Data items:
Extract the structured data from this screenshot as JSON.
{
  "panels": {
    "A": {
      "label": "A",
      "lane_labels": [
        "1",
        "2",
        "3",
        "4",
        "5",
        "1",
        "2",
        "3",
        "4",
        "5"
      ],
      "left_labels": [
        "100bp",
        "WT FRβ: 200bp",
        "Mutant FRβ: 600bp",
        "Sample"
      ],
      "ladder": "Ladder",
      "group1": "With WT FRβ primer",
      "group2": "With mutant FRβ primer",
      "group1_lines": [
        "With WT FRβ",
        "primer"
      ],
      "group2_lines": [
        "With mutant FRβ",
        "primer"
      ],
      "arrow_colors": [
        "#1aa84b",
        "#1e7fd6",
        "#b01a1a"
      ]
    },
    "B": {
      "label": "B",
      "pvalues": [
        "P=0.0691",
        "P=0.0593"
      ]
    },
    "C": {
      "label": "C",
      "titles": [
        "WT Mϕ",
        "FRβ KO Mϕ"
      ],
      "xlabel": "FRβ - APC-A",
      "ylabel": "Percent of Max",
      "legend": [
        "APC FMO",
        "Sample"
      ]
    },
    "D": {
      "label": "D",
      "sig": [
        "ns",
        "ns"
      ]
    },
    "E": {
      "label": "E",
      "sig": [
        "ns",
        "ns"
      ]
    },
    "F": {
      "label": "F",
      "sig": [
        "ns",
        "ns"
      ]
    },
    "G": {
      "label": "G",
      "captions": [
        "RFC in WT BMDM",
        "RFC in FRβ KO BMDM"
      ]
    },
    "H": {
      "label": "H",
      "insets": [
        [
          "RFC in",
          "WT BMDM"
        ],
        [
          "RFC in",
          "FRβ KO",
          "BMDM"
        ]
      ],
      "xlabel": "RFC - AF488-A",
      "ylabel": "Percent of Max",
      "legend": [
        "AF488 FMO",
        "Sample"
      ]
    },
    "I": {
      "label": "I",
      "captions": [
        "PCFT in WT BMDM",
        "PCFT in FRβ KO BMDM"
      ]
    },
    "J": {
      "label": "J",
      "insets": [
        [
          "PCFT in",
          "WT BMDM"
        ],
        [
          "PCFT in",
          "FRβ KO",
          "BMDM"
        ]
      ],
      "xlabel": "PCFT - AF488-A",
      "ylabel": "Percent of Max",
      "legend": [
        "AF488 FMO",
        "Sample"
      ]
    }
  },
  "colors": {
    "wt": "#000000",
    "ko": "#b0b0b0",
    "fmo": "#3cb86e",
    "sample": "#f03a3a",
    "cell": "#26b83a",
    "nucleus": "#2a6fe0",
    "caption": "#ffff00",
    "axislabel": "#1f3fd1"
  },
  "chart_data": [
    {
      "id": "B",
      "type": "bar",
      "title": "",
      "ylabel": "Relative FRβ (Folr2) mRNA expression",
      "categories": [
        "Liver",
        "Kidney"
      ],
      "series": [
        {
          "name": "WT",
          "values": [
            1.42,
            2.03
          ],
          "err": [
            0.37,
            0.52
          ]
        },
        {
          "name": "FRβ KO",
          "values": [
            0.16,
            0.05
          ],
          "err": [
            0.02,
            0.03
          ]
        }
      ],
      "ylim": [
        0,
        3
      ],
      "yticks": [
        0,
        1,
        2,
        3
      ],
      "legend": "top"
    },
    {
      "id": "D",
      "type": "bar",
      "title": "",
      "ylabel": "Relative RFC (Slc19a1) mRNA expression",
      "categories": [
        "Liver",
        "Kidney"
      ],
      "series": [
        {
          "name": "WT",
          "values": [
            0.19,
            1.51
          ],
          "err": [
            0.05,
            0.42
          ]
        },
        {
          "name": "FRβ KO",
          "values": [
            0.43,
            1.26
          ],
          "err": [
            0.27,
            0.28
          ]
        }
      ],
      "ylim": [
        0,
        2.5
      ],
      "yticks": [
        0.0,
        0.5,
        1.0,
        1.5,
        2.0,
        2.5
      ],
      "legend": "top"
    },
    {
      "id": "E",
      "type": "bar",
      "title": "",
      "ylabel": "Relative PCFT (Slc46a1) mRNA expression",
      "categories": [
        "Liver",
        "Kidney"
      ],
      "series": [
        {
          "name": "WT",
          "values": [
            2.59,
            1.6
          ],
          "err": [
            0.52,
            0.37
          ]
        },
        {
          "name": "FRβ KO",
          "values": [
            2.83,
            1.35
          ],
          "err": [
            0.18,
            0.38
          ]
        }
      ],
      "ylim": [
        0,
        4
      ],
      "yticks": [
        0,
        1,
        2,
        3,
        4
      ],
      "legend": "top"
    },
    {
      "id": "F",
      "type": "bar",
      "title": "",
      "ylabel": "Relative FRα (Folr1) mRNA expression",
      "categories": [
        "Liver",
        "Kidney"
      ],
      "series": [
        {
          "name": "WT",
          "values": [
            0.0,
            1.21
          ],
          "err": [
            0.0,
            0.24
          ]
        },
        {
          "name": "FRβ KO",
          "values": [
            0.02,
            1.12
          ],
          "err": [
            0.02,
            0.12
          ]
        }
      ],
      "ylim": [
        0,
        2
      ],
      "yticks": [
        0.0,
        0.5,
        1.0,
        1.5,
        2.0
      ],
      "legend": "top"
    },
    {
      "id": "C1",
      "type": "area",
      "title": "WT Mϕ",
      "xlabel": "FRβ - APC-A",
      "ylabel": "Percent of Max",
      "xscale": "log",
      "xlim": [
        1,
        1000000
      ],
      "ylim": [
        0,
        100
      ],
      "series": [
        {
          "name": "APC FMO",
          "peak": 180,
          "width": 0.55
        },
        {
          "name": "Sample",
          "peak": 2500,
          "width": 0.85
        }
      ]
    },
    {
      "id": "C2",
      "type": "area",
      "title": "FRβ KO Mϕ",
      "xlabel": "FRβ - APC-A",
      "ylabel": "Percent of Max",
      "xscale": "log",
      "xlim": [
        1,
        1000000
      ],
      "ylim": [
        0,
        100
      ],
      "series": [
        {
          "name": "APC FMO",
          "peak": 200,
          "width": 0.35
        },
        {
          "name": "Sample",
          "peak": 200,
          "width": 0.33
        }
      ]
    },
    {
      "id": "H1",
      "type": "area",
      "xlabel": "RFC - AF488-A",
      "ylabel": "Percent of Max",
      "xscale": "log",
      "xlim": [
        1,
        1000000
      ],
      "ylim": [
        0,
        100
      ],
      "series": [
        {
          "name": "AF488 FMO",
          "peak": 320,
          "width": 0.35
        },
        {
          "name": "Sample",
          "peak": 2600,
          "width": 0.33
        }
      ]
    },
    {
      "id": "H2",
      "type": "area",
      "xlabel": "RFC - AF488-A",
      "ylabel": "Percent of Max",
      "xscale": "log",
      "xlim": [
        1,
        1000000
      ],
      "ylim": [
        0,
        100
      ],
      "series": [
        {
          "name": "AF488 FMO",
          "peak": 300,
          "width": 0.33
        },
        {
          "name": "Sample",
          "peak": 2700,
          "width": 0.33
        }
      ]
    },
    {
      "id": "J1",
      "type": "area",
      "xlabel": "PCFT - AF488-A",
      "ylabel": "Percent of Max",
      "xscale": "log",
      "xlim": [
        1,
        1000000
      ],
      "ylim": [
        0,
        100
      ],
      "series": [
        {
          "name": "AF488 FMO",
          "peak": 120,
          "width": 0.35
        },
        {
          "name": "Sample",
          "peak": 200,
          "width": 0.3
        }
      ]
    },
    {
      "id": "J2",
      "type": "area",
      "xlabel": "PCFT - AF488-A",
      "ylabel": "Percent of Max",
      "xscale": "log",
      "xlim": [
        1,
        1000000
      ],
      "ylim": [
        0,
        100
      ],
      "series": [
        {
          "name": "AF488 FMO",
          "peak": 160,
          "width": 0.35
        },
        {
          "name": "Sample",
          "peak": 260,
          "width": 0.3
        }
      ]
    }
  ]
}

...

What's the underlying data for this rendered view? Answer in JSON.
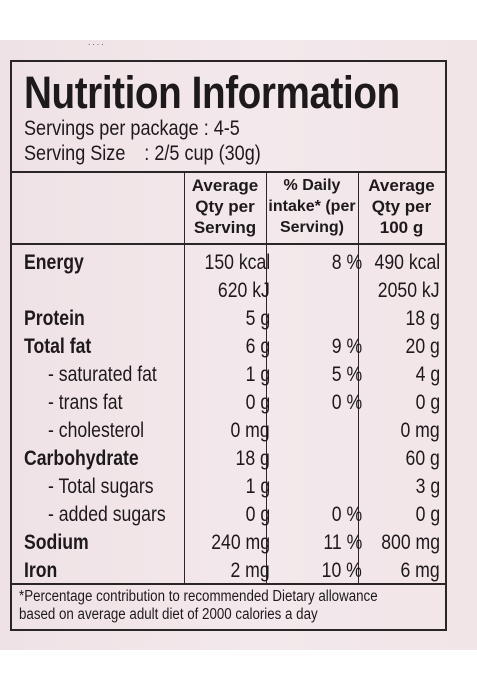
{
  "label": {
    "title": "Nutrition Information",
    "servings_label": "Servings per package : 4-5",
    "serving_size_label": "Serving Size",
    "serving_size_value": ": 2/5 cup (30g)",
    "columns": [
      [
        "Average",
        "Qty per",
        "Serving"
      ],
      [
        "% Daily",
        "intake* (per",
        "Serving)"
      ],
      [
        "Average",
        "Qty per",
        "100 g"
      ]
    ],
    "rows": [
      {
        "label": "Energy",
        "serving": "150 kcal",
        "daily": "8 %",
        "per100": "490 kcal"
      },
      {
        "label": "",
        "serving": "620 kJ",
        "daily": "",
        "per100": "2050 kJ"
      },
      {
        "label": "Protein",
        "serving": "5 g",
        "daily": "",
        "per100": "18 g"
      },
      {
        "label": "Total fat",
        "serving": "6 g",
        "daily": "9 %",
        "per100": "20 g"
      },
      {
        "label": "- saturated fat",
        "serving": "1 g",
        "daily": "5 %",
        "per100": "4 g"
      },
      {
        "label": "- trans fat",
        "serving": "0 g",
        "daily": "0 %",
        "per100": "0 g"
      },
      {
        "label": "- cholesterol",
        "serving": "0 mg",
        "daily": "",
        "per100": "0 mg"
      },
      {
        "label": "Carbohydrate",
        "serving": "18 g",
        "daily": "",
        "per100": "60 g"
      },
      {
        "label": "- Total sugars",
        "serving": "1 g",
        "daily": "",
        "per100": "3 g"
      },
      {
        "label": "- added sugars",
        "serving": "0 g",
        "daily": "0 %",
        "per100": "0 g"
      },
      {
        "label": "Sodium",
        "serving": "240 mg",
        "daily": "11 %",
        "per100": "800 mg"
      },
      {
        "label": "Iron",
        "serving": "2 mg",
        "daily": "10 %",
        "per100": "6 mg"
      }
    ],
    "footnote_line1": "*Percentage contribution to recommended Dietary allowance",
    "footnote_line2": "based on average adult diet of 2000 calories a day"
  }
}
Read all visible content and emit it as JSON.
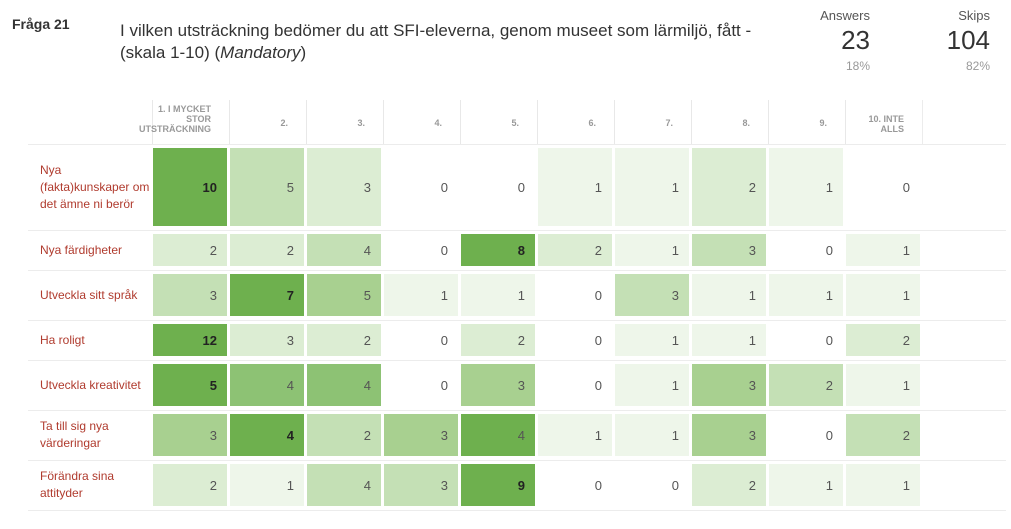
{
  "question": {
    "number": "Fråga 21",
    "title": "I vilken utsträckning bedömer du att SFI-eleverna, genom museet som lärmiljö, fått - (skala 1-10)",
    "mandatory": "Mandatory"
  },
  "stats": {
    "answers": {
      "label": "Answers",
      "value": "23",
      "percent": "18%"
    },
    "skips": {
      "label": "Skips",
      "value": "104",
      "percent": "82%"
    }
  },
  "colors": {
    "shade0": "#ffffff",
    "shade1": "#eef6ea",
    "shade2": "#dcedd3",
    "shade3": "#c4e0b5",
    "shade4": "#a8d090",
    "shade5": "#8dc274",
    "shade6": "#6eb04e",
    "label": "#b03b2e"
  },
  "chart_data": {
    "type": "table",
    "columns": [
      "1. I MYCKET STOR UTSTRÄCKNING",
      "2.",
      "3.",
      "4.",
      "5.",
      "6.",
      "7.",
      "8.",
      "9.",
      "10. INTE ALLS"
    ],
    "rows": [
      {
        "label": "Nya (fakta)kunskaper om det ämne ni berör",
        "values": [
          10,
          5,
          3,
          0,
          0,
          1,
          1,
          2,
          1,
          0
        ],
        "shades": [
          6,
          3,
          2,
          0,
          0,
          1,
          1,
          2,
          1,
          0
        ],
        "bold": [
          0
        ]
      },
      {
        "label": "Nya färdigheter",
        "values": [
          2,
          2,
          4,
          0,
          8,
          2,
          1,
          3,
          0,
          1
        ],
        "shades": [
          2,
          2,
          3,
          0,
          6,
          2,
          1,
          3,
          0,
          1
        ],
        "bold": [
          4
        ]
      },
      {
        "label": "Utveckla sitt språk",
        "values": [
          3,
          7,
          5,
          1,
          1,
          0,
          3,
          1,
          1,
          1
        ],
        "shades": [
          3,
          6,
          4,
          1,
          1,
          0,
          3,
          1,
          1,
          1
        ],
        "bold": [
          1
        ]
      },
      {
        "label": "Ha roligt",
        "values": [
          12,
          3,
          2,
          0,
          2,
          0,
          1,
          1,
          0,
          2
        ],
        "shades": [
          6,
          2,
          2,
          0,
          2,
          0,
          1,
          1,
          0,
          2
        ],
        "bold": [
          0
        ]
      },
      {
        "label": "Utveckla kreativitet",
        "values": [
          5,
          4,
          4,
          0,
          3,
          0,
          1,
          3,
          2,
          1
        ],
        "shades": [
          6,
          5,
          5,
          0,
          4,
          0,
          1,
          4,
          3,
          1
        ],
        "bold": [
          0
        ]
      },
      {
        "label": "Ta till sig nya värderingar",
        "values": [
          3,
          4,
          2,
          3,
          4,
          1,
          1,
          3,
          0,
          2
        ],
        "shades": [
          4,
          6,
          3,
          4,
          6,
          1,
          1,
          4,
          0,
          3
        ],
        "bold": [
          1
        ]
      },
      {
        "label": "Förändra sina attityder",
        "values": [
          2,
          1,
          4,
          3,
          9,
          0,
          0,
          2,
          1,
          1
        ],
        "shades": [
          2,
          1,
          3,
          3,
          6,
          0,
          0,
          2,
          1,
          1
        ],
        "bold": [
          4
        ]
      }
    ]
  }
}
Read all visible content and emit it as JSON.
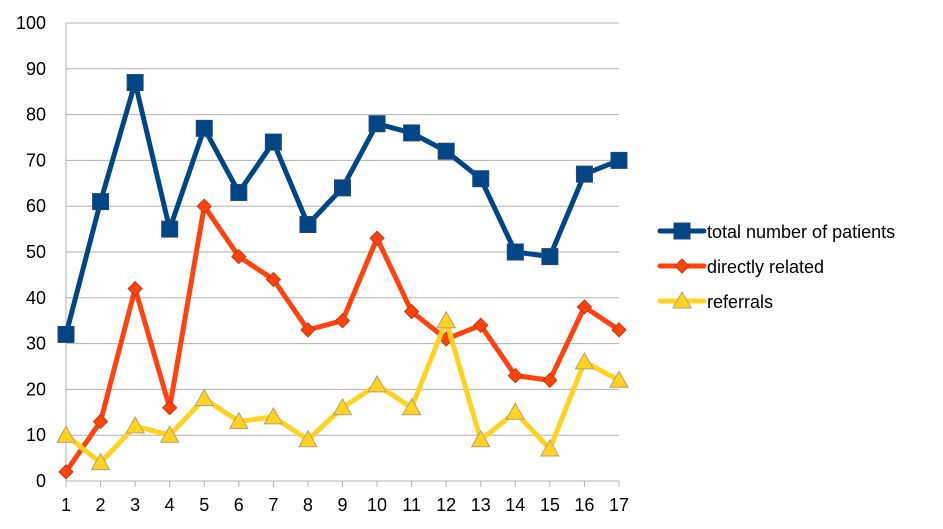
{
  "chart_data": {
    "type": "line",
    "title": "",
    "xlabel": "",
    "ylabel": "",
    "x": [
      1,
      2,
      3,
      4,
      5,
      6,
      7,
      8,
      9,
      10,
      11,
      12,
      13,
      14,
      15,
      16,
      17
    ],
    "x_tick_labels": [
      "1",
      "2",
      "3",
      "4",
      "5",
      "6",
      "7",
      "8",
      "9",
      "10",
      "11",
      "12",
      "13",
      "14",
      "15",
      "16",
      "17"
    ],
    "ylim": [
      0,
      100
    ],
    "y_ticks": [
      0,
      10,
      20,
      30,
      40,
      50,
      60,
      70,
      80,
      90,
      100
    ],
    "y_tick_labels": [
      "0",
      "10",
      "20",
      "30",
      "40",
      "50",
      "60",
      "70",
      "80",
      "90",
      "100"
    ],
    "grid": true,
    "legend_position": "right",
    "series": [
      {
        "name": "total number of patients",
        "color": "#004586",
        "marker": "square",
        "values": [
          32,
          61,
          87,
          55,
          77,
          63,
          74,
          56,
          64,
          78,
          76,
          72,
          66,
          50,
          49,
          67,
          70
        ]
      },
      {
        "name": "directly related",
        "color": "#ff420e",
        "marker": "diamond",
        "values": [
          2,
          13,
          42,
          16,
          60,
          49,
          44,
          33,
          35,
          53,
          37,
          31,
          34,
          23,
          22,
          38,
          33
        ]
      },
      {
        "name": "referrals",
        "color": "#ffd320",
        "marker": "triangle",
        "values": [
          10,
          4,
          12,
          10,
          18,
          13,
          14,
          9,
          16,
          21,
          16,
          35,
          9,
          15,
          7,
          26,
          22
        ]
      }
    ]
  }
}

--

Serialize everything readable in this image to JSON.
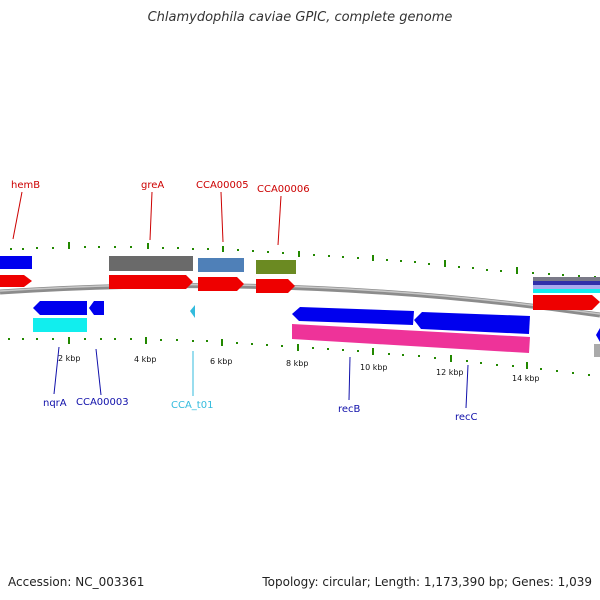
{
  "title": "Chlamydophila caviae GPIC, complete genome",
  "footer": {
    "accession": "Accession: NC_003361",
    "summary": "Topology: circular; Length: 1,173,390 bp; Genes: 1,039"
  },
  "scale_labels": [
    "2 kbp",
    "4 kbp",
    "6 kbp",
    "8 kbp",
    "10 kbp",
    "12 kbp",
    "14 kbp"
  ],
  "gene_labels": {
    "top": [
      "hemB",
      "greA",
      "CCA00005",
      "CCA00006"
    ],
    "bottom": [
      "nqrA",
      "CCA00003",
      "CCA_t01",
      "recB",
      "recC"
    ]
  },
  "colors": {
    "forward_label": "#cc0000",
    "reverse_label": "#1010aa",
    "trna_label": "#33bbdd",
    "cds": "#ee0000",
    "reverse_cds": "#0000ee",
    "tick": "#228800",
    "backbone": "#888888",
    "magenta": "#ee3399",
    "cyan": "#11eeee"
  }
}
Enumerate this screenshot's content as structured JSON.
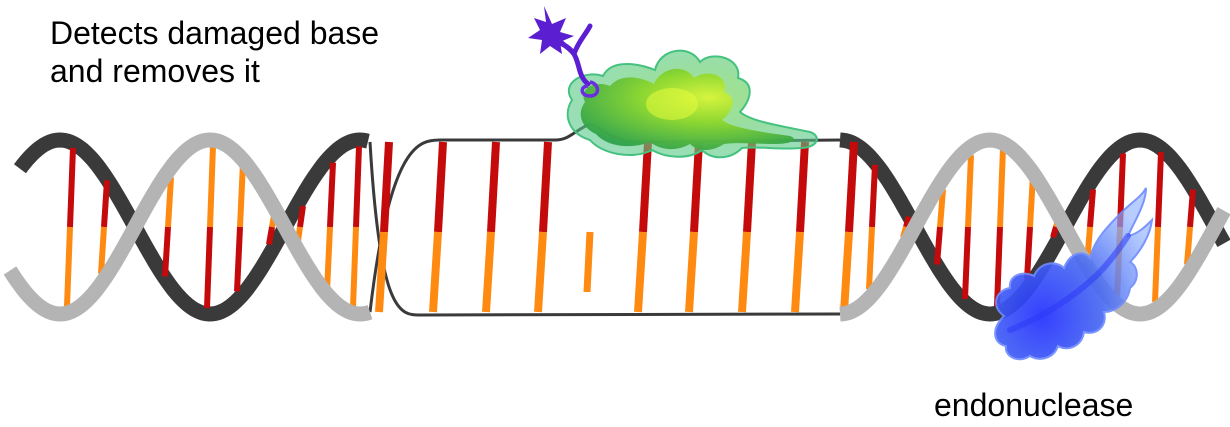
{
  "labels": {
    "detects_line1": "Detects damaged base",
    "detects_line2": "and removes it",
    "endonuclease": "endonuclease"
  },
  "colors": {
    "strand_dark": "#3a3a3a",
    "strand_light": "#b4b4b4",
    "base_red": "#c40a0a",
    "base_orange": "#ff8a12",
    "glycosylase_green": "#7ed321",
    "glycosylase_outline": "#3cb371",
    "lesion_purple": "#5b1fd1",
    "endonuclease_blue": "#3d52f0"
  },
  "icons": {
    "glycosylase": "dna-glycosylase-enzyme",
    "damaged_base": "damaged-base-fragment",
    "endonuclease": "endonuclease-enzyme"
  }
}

**What you need to do**
Scan the records above. Return every line with "peak" in it.

**Task response**
          "peak": 180,
          "peak": 2500,
          "peak": 200,
          "peak": 200,
          "peak": 320,
          "peak": 2600,
          "peak": 300,
          "peak": 2700,
          "peak": 120,
          "peak": 200,
          "peak": 160,
          "peak": 260,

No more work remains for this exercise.